## start Supplied material

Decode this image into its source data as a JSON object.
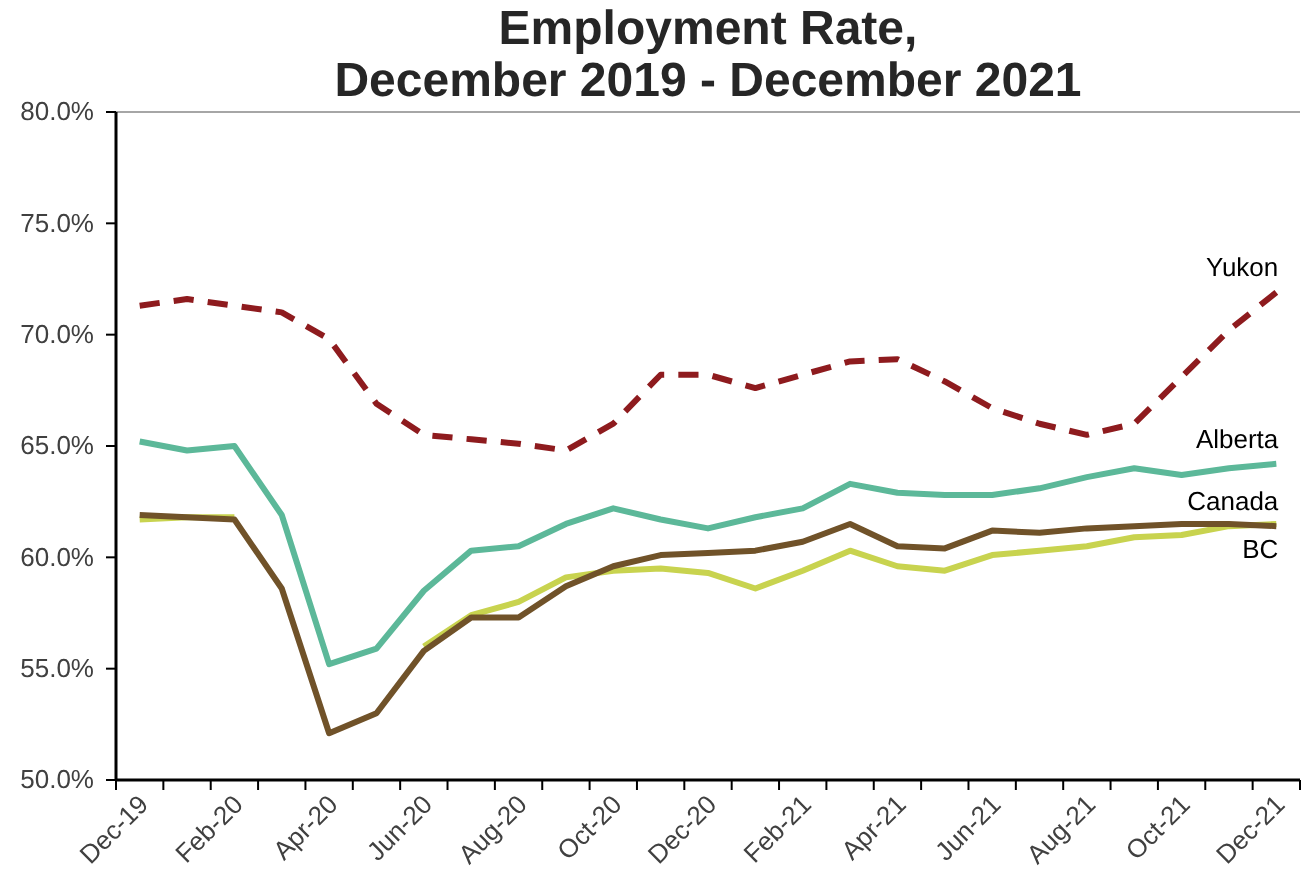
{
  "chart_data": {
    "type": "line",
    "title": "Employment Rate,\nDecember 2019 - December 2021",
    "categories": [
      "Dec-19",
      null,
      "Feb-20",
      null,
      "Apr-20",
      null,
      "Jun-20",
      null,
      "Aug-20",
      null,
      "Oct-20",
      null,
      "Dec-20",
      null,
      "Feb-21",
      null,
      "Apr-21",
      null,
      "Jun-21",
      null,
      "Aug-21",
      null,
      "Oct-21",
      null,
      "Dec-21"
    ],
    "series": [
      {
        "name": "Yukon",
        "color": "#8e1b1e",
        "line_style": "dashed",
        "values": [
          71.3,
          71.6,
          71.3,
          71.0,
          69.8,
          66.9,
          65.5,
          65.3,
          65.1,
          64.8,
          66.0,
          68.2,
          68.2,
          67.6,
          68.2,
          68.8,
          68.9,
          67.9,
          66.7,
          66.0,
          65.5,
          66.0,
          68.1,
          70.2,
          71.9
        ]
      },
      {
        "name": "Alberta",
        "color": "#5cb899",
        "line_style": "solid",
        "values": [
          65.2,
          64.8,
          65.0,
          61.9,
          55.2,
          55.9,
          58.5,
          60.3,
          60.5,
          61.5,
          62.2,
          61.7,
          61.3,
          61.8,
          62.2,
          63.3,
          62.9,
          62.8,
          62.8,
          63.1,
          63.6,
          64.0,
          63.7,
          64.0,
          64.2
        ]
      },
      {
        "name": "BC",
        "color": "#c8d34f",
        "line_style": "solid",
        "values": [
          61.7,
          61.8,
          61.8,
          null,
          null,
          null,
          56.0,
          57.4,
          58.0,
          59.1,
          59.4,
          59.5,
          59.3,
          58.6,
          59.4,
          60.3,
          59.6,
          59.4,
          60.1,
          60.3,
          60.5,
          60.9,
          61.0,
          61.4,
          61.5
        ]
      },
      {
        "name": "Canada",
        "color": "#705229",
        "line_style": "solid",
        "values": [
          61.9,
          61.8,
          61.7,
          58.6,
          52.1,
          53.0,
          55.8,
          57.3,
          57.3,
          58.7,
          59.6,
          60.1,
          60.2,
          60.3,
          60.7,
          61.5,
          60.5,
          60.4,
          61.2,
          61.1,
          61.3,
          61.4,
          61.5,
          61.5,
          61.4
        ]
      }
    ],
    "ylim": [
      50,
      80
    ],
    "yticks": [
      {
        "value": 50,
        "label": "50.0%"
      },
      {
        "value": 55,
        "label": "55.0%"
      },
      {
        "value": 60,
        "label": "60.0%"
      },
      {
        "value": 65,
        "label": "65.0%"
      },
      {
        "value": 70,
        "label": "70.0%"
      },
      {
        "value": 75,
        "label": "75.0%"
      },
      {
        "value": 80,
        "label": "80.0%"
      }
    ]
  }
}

## end Supplied material

Task goal: From the records above, copy every line that holds the word "color".

Exercise output:
        "color": "#8e1b1e",
        "color": "#5cb899",
        "color": "#c8d34f",
        "color": "#705229",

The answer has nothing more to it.